Exercise description -> Reproduce all records exactly.
• • •
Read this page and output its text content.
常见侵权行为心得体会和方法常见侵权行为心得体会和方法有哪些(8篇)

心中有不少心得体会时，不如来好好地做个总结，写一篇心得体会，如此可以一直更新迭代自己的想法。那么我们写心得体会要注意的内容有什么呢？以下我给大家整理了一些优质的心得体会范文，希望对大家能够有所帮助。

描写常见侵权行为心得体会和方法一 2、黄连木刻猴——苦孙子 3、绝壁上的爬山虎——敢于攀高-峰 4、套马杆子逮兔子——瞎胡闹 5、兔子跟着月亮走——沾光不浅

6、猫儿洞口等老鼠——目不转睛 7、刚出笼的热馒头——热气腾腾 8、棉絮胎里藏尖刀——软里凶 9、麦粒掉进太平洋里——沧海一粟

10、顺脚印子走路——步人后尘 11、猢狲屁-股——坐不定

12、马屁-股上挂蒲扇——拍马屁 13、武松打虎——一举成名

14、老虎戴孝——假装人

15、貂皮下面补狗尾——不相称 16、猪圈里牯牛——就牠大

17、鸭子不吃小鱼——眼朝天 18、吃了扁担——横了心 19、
• • •
Exercise solution ->
Read this page and output its text content.
常见侵权行为心得体会和方法常见侵权行为心得体会和方法有哪些(8篇)

心中有不少心得体会时，不如来好好地做个总结，写一篇心得体会，如此可以一直更新迭代自己的想法。那么我们写心得体会要注意的内容有什么呢？以下我给大家整理了一些优质的心得体会范文，希望对大家能够有所帮助。

描写常见侵权行为心得体会和方法一 2、黄连木刻猴——苦孙子 3、绝壁上的爬山虎——敢于攀高-峰 4、套马杆子逮兔子——瞎胡闹 5、兔子跟着月亮走——沾光不浅

6、猫儿洞口等老鼠——目不转睛 7、刚出笼的热馒头——热气腾腾 8、棉絮胎里藏尖刀——软里凶 9、麦粒掉进太平洋里——沧海一粟

10、顺脚印子走路——步人后尘 11、猢狲屁-股——坐不定

12、马屁-股上挂蒲扇——拍马屁 13、武松打虎——一举成名

14、老虎戴孝——假装人

15、貂皮下面补狗尾——不相称 16、猪圈里牯牛——就牠大

17、鸭子不吃小鱼——眼朝天 18、吃了扁担——横了心 19、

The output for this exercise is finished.